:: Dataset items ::
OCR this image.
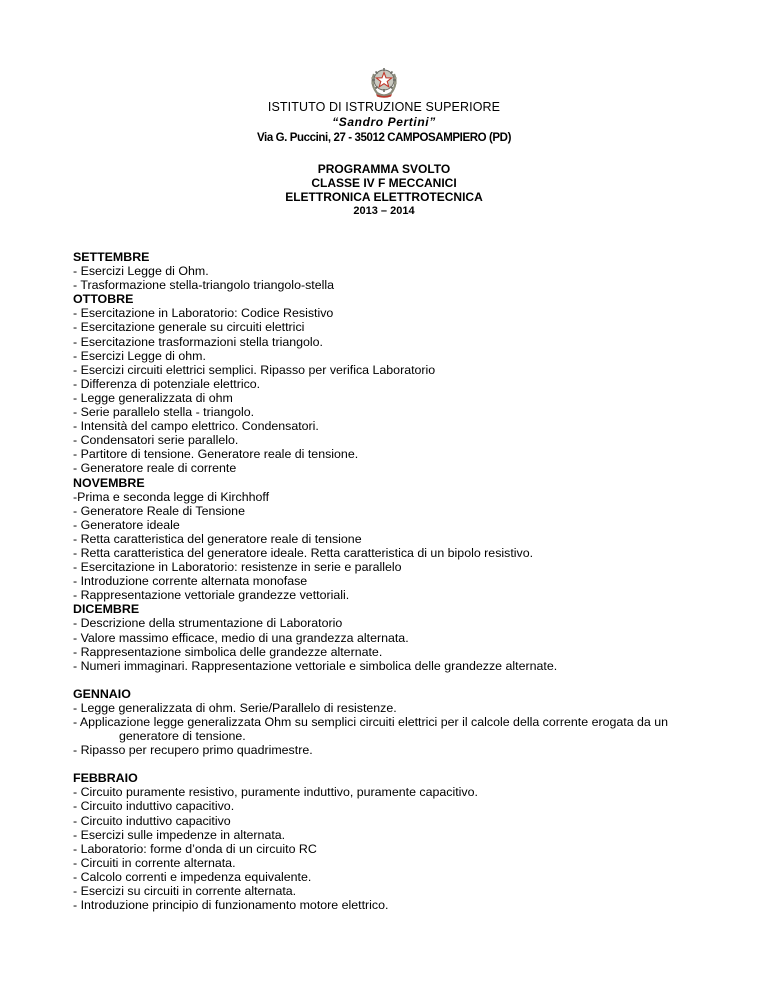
ISTITUTO DI ISTRUZIONE SUPERIORE
“Sandro Pertini”
Via G. Puccini, 27 - 35012 CAMPOSAMPIERO (PD)
PROGRAMMA SVOLTO
CLASSE IV F MECCANICI
ELETTRONICA ELETTROTECNICA
2013 – 2014
SETTEMBRE
- Esercizi Legge di Ohm.
- Trasformazione stella-triangolo triangolo-stella
OTTOBRE
- Esercitazione in Laboratorio: Codice Resistivo
- Esercitazione generale su circuiti elettrici
- Esercitazione trasformazioni stella triangolo.
- Esercizi Legge di ohm.
- Esercizi circuiti elettrici semplici. Ripasso per verifica Laboratorio
- Differenza di potenziale elettrico.
- Legge generalizzata di ohm
- Serie parallelo stella - triangolo.
- Intensità del campo elettrico. Condensatori.
- Condensatori serie parallelo.
- Partitore di tensione. Generatore reale di tensione.
- Generatore reale di corrente
NOVEMBRE
-Prima e seconda legge di Kirchhoff
- Generatore Reale di Tensione
- Generatore ideale
- Retta caratteristica del generatore reale di tensione
- Retta caratteristica del generatore ideale. Retta caratteristica di un bipolo resistivo.
- Esercitazione in Laboratorio: resistenze in serie e parallelo
- Introduzione corrente alternata monofase
- Rappresentazione vettoriale grandezze vettoriali.
DICEMBRE
- Descrizione della strumentazione di Laboratorio
- Valore massimo efficace, medio di una grandezza alternata.
- Rappresentazione simbolica delle grandezze alternate.
- Numeri immaginari. Rappresentazione vettoriale e simbolica delle grandezze alternate.
GENNAIO
- Legge generalizzata di ohm. Serie/Parallelo di resistenze.
- Applicazione legge generalizzata Ohm su semplici circuiti elettrici per il calcole della corrente erogata da un
generatore di tensione.
- Ripasso per recupero primo quadrimestre.
FEBBRAIO
- Circuito puramente resistivo, puramente induttivo, puramente capacitivo.
- Circuito induttivo capacitivo.
- Circuito induttivo capacitivo
- Esercizi sulle impedenze in alternata.
- Laboratorio: forme d’onda di un circuito RC
- Circuiti in corrente alternata.
- Calcolo correnti e impedenza equivalente.
- Esercizi su circuiti in corrente alternata.
- Introduzione principio di funzionamento motore elettrico.
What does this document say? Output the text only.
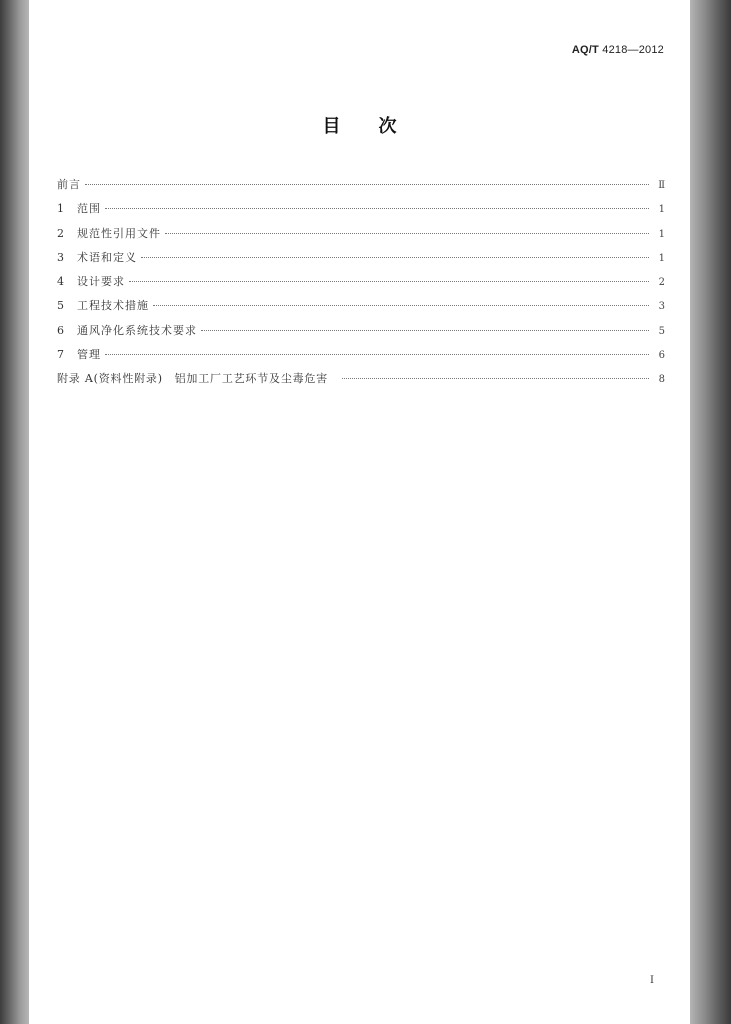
AQ/T 4218—2012
目次
前言	Ⅱ
1	范围	1
2	规范性引用文件	1
3	术语和定义	1
4	设计要求	2
5	工程技术措施	3
6	通风净化系统技术要求	5
7	管理	6
附录 A(资料性附录)　铝加工厂工艺环节及尘毒危害	8
Ⅰ
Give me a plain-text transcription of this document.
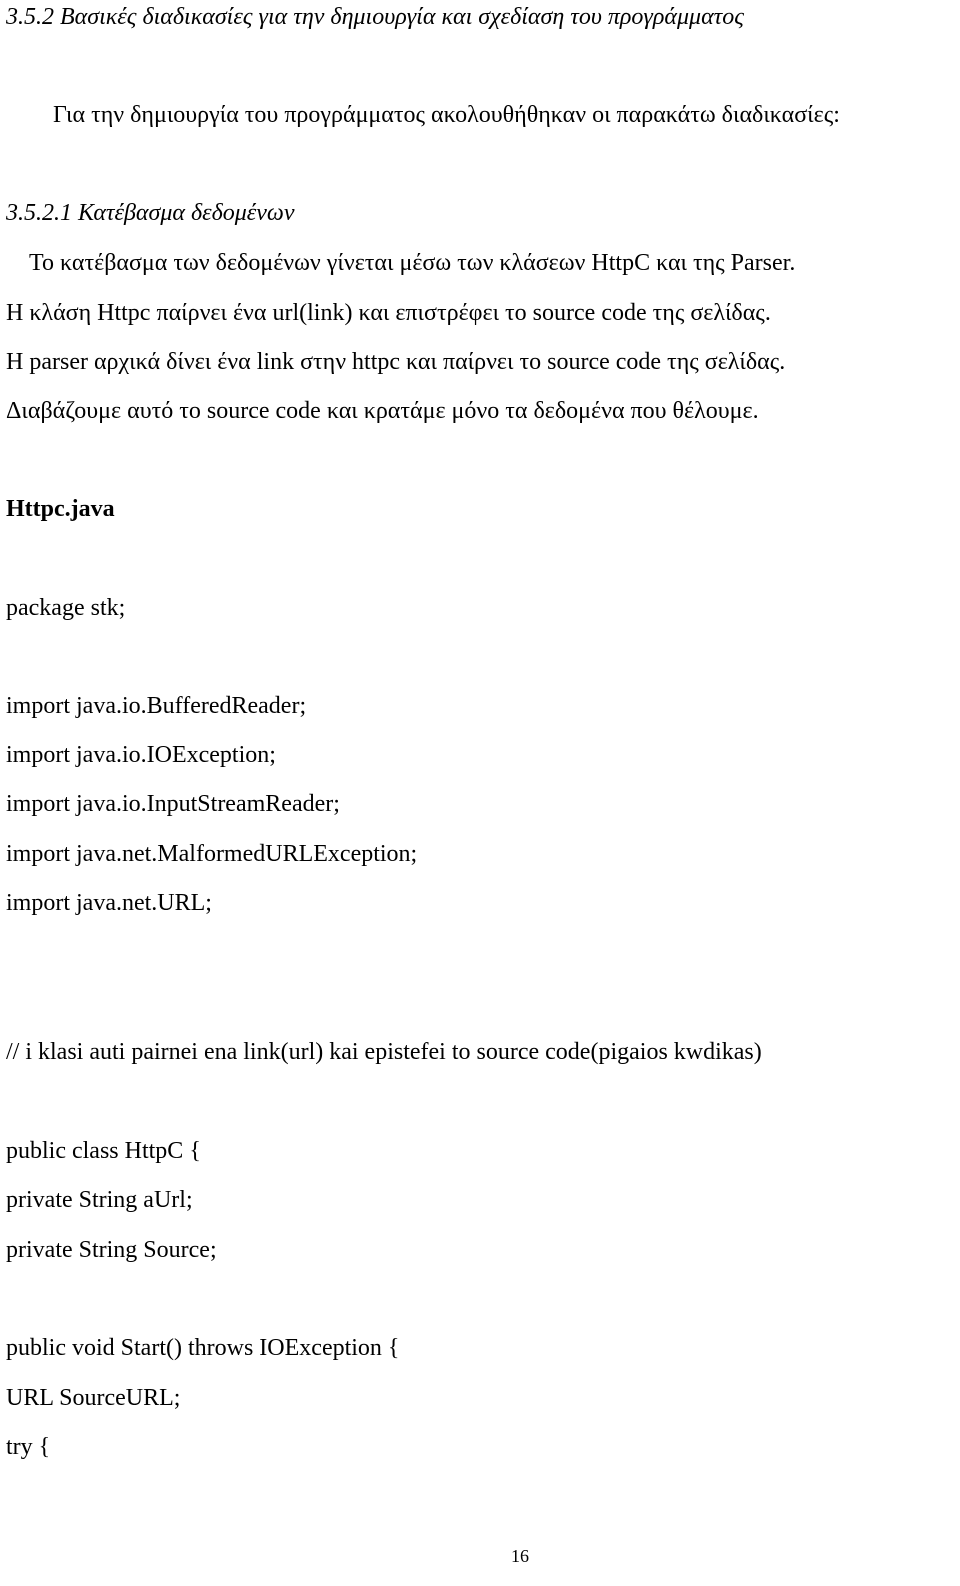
3.5.2 Βασικές διαδικασίες για την δημιουργία και σχεδίαση του προγράμματος

Για την δημιουργία του προγράμματος ακολουθήθηκαν οι παρακάτω διαδικασίες:

3.5.2.1 Κατέβασμα δεδομένων

Το κατέβασμα των δεδομένων γίνεται μέσω των κλάσεων HttpC και της Parser.

H κλάση Httpc παίρνει ένα url(link) και επιστρέφει το source code της σελίδας.

H parser αρχικά δίνει ένα link στην httpc και παίρνει το source code της σελίδας.

Διαβάζουμε αυτό το source code και κρατάμε μόνο τα δεδομένα που θέλουμε.

Httpc.java

package stk;

import java.io.BufferedReader;

import java.io.IOException;

import java.io.InputStreamReader;

import java.net.MalformedURLException;

import java.net.URL;

// i klasi auti pairnei ena link(url) kai epistefei to source code(pigaios kwdikas)

public class HttpC {

private String aUrl;

private String Source;

public void Start() throws IOException {

URL SourceURL;

try {

16
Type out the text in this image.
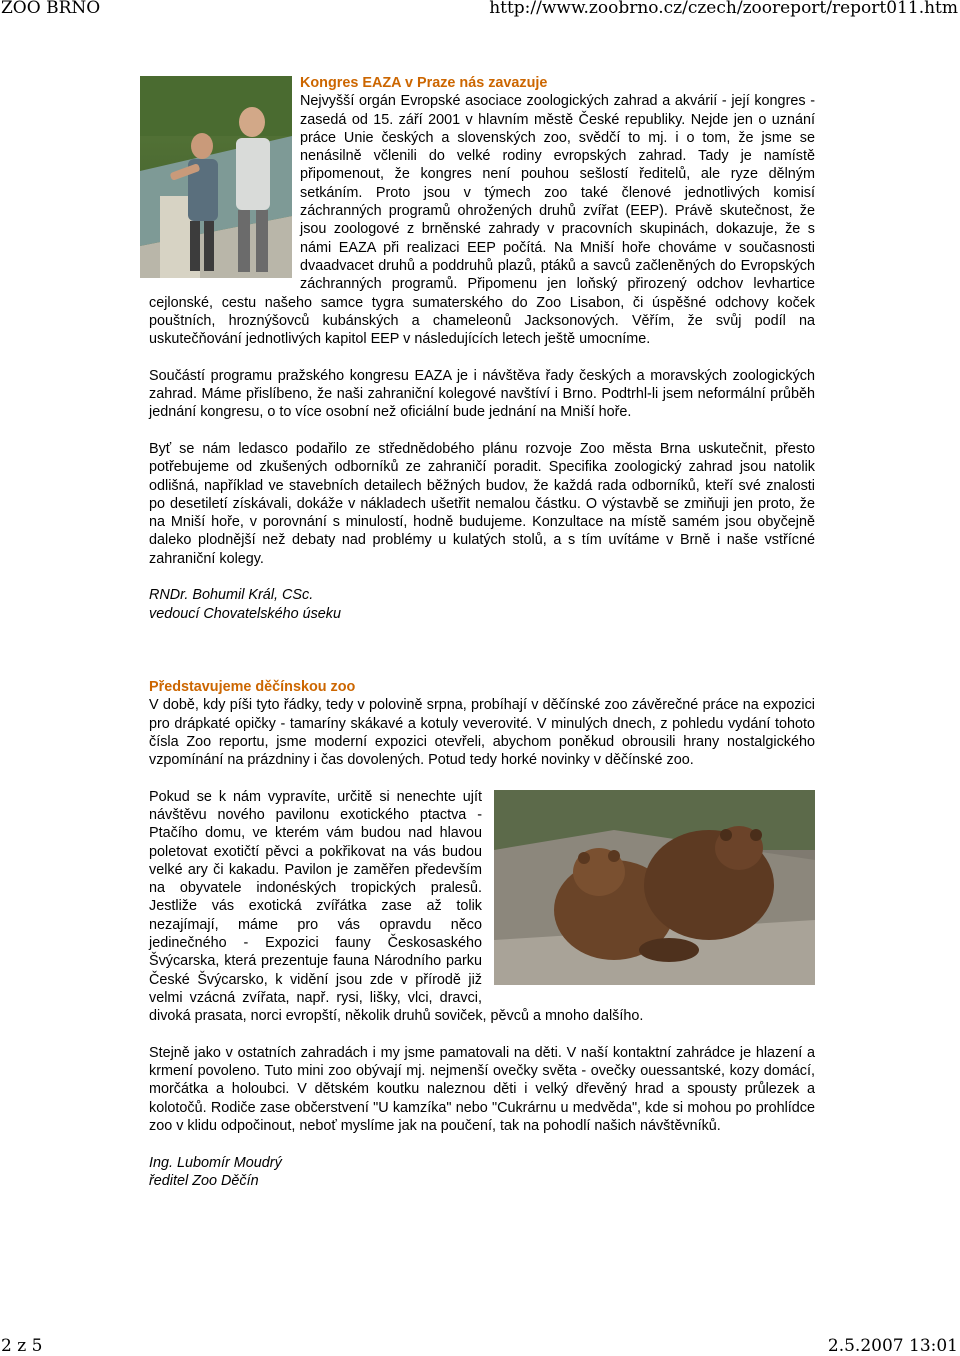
ZOO BRNO	http://www.zoobrno.cz/czech/zooreport/report011.htm

Kongres EAZA v Praze nás zavazuje

Nejvyšší orgán Evropské asociace zoologických zahrad a akvárií - její kongres - zasedá od 15. září 2001 v hlavním městě České republiky. Nejde jen o uznání práce Unie českých a slovenských zoo, svědčí to mj. i o tom, že jsme se nenásilně včlenili do velké rodiny evropských zahrad. Tady je namístě připomenout, že kongres není pouhou sešlostí ředitelů, ale ryze dělným setkáním. Proto jsou v týmech zoo také členové jednotlivých komisí záchranných programů ohrožených druhů zvířat (EEP). Právě skutečnost, že jsou zoologové z brněnské zahrady v pracovních skupinách, dokazuje, že s námi EAZA při realizaci EEP počítá. Na Mniší hoře chováme v současnosti dvaadvacet druhů a poddruhů plazů, ptáků a savců začleněných do Evropských záchranných programů. Připomenu jen loňský přirozený odchov levhartice cejlonské, cestu našeho samce tygra sumaterského do Zoo Lisabon, či úspěšné odchovy koček pouštních, hroznýšovců kubánských a chameleonů Jacksonových. Věřím, že svůj podíl na uskutečňování jednotlivých kapitol EEP v následujících letech ještě umocníme.

Součástí programu pražského kongresu EAZA je i návštěva řady českých a moravských zoologických zahrad. Máme přislíbeno, že naši zahraniční kolegové navštíví i Brno. Podtrhl-li jsem neformální průběh jednání kongresu, o to více osobní než oficiální bude jednání na Mniší hoře.

Byť se nám ledasco podařilo ze střednědobého plánu rozvoje Zoo města Brna uskutečnit, přesto potřebujeme od zkušených odborníků ze zahraničí poradit. Specifika zoologický zahrad jsou natolik odlišná, například ve stavebních detailech běžných budov, že každá rada odborníků, kteří své znalosti po desetiletí získávali, dokáže v nákladech ušetřit nemalou částku. O výstavbě se zmiňuji jen proto, že na Mniší hoře, v porovnání s minulostí, hodně budujeme. Konzultace na místě samém jsou obyčejně daleko plodnější než debaty nad problémy u kulatých stolů, a s tím uvítáme v Brně i naše vstřícné zahraniční kolegy.

RNDr. Bohumil Král, CSc.

vedoucí Chovatelského úseku

Představujeme děčínskou zoo

V době, kdy píši tyto řádky, tedy v polovině srpna, probíhají v děčínské zoo závěrečné práce na expozici pro drápkaté opičky - tamaríny skákavé a kotuly veverovité. V minulých dnech, z pohledu vydání tohoto čísla Zoo reportu, jsme moderní expozici otevřeli, abychom poněkud obrousili hrany nostalgického vzpomínání na prázdniny i čas dovolených. Potud tedy horké novinky v děčínské zoo.

Pokud se k nám vypravíte, určitě si nenechte ujít návštěvu nového pavilonu exotického ptactva - Ptačího domu, ve kterém vám budou nad hlavou poletovat exotičtí pěvci a pokřikovat na vás budou velké ary či kakadu. Pavilon je zaměřen především na obyvatele indonéských tropických pralesů. Jestliže vás exotická zvířátka zase až tolik nezajímají, máme pro vás opravdu něco jedinečného - Expozici fauny Českosaského Švýcarska, která prezentuje fauna Národního parku České Švýcarsko, k vidění jsou zde v přírodě již velmi vzácná zvířata, např. rysi, lišky, vlci, dravci, divoká prasata, norci evropští, několik druhů soviček, pěvců a mnoho dalšího.

Stejně jako v ostatních zahradách i my jsme pamatovali na děti. V naší kontaktní zahrádce je hlazení a krmení povoleno. Tuto mini zoo obývají mj. nejmenší ovečky světa - ovečky ouessantské, kozy domácí, morčátka a holoubci. V dětském koutku naleznou děti i velký dřevěný hrad a spousty průlezek a kolotočů. Rodiče zase občerstvení "U kamzíka" nebo "Cukrárnu u medvěda", kde si mohou po prohlídce zoo v klidu odpočinout, neboť myslíme jak na poučení, tak na pohodlí našich návštěvníků.

Ing. Lubomír Moudrý

ředitel Zoo Děčín

2 z 5	2.5.2007 13:01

:: AIM OF THE EXERCISE ::
Omit the pictures and output all of the other material exactly.

:: SOLUTION FOR THIS PROBLEM ::
OCR this image.
ISTITUTO DI ISTRUZIONE SUPERIORE
“Sandro Pertini”
Via G. Puccini, 27 - 35012 CAMPOSAMPIERO (PD)
PROGRAMMA SVOLTO
CLASSE IV F MECCANICI
ELETTRONICA ELETTROTECNICA
2013 – 2014
SETTEMBRE
- Esercizi Legge di Ohm.
- Trasformazione stella-triangolo triangolo-stella
OTTOBRE
- Esercitazione in Laboratorio: Codice Resistivo
- Esercitazione generale su circuiti elettrici
- Esercitazione trasformazioni stella triangolo.
- Esercizi Legge di ohm.
- Esercizi circuiti elettrici semplici. Ripasso per verifica Laboratorio
- Differenza di potenziale elettrico.
- Legge generalizzata di ohm
- Serie parallelo stella - triangolo.
- Intensità del campo elettrico. Condensatori.
- Condensatori serie parallelo.
- Partitore di tensione. Generatore reale di tensione.
- Generatore reale di corrente
NOVEMBRE
-Prima e seconda legge di Kirchhoff
- Generatore Reale di Tensione
- Generatore ideale
- Retta caratteristica del generatore reale di tensione
- Retta caratteristica del generatore ideale. Retta caratteristica di un bipolo resistivo.
- Esercitazione in Laboratorio: resistenze in serie e parallelo
- Introduzione corrente alternata monofase
- Rappresentazione vettoriale grandezze vettoriali.
DICEMBRE
- Descrizione della strumentazione di Laboratorio
- Valore massimo efficace, medio di una grandezza alternata.
- Rappresentazione simbolica delle grandezze alternate.
- Numeri immaginari. Rappresentazione vettoriale e simbolica delle grandezze alternate.
GENNAIO
- Legge generalizzata di ohm. Serie/Parallelo di resistenze.
- Applicazione legge generalizzata Ohm su semplici circuiti elettrici per il calcole della corrente erogata da un
generatore di tensione.
- Ripasso per recupero primo quadrimestre.
FEBBRAIO
- Circuito puramente resistivo, puramente induttivo, puramente capacitivo.
- Circuito induttivo capacitivo.
- Circuito induttivo capacitivo
- Esercizi sulle impedenze in alternata.
- Laboratorio: forme d’onda di un circuito RC
- Circuiti in corrente alternata.
- Calcolo correnti e impedenza equivalente.
- Esercizi su circuiti in corrente alternata.
- Introduzione principio di funzionamento motore elettrico.
What does this document say? Output the text only.
AQ/T 4218—2012
目次
前言	Ⅱ
1	范围	1
2	规范性引用文件	1
3	术语和定义	1
4	设计要求	2
5	工程技术措施	3
6	通风净化系统技术要求	5
7	管理	6
附录 A(资料性附录)　铝加工厂工艺环节及尘毒危害	8
Ⅰ
Give me a plain-text transcription of this document.
3.5.2 Βασικές διαδικασίες για την δημιουργία και σχεδίαση του προγράμματος

Για την δημιουργία του προγράμματος ακολουθήθηκαν οι παρακάτω διαδικασίες:

3.5.2.1 Κατέβασμα δεδομένων

Το κατέβασμα των δεδομένων γίνεται μέσω των κλάσεων HttpC και της Parser.

H κλάση Httpc παίρνει ένα url(link) και επιστρέφει το source code της σελίδας.

H parser αρχικά δίνει ένα link στην httpc και παίρνει το source code της σελίδας.

Διαβάζουμε αυτό το source code και κρατάμε μόνο τα δεδομένα που θέλουμε.

Httpc.java

package stk;

import java.io.BufferedReader;

import java.io.IOException;

import java.io.InputStreamReader;

import java.net.MalformedURLException;

import java.net.URL;

// i klasi auti pairnei ena link(url) kai epistefei to source code(pigaios kwdikas)

public class HttpC {

private String aUrl;

private String Source;

public void Start() throws IOException {

URL SourceURL;

try {

16
Type out the text in this image.
ZOO BRNO	http://www.zoobrno.cz/czech/zooreport/report011.htm

Kongres EAZA v Praze nás zavazuje

Nejvyšší orgán Evropské asociace zoologických zahrad a akvárií - její kongres - zasedá od 15. září 2001 v hlavním městě České republiky. Nejde jen o uznání práce Unie českých a slovenských zoo, svědčí to mj. i o tom, že jsme se nenásilně včlenili do velké rodiny evropských zahrad. Tady je namístě připomenout, že kongres není pouhou sešlostí ředitelů, ale ryze dělným setkáním. Proto jsou v týmech zoo také členové jednotlivých komisí záchranných programů ohrožených druhů zvířat (EEP). Právě skutečnost, že jsou zoologové z brněnské zahrady v pracovních skupinách, dokazuje, že s námi EAZA při realizaci EEP počítá. Na Mniší hoře chováme v současnosti dvaadvacet druhů a poddruhů plazů, ptáků a savců začleněných do Evropských záchranných programů. Připomenu jen loňský přirozený odchov levhartice cejlonské, cestu našeho samce tygra sumaterského do Zoo Lisabon, či úspěšné odchovy koček pouštních, hroznýšovců kubánských a chameleonů Jacksonových. Věřím, že svůj podíl na uskutečňování jednotlivých kapitol EEP v následujících letech ještě umocníme.

Součástí programu pražského kongresu EAZA je i návštěva řady českých a moravských zoologických zahrad. Máme přislíbeno, že naši zahraniční kolegové navštíví i Brno. Podtrhl-li jsem neformální průběh jednání kongresu, o to více osobní než oficiální bude jednání na Mniší hoře.

Byť se nám ledasco podařilo ze střednědobého plánu rozvoje Zoo města Brna uskutečnit, přesto potřebujeme od zkušených odborníků ze zahraničí poradit. Specifika zoologický zahrad jsou natolik odlišná, například ve stavebních detailech běžných budov, že každá rada odborníků, kteří své znalosti po desetiletí získávali, dokáže v nákladech ušetřit nemalou částku. O výstavbě se zmiňuji jen proto, že na Mniší hoře, v porovnání s minulostí, hodně budujeme. Konzultace na místě samém jsou obyčejně daleko plodnější než debaty nad problémy u kulatých stolů, a s tím uvítáme v Brně i naše vstřícné zahraniční kolegy.

RNDr. Bohumil Král, CSc.

vedoucí Chovatelského úseku

Představujeme děčínskou zoo

V době, kdy píši tyto řádky, tedy v polovině srpna, probíhají v děčínské zoo závěrečné práce na expozici pro drápkaté opičky - tamaríny skákavé a kotuly veverovité. V minulých dnech, z pohledu vydání tohoto čísla Zoo reportu, jsme moderní expozici otevřeli, abychom poněkud obrousili hrany nostalgického vzpomínání na prázdniny i čas dovolených. Potud tedy horké novinky v děčínské zoo.

Pokud se k nám vypravíte, určitě si nenechte ujít návštěvu nového pavilonu exotického ptactva - Ptačího domu, ve kterém vám budou nad hlavou poletovat exotičtí pěvci a pokřikovat na vás budou velké ary či kakadu. Pavilon je zaměřen především na obyvatele indonéských tropických pralesů. Jestliže vás exotická zvířátka zase až tolik nezajímají, máme pro vás opravdu něco jedinečného - Expozici fauny Českosaského Švýcarska, která prezentuje fauna Národního parku České Švýcarsko, k vidění jsou zde v přírodě již velmi vzácná zvířata, např. rysi, lišky, vlci, dravci, divoká prasata, norci evropští, několik druhů soviček, pěvců a mnoho dalšího.

Stejně jako v ostatních zahradách i my jsme pamatovali na děti. V naší kontaktní zahrádce je hlazení a krmení povoleno. Tuto mini zoo obývají mj. nejmenší ovečky světa - ovečky ouessantské, kozy domácí, morčátka a holoubci. V dětském koutku naleznou děti i velký dřevěný hrad a spousty průlezek a kolotočů. Rodiče zase občerstvení "U kamzíka" nebo "Cukrárnu u medvěda", kde si mohou po prohlídce zoo v klidu odpočinout, neboť myslíme jak na poučení, tak na pohodlí našich návštěvníků.

Ing. Lubomír Moudrý

ředitel Zoo Děčín

2 z 5	2.5.2007 13:01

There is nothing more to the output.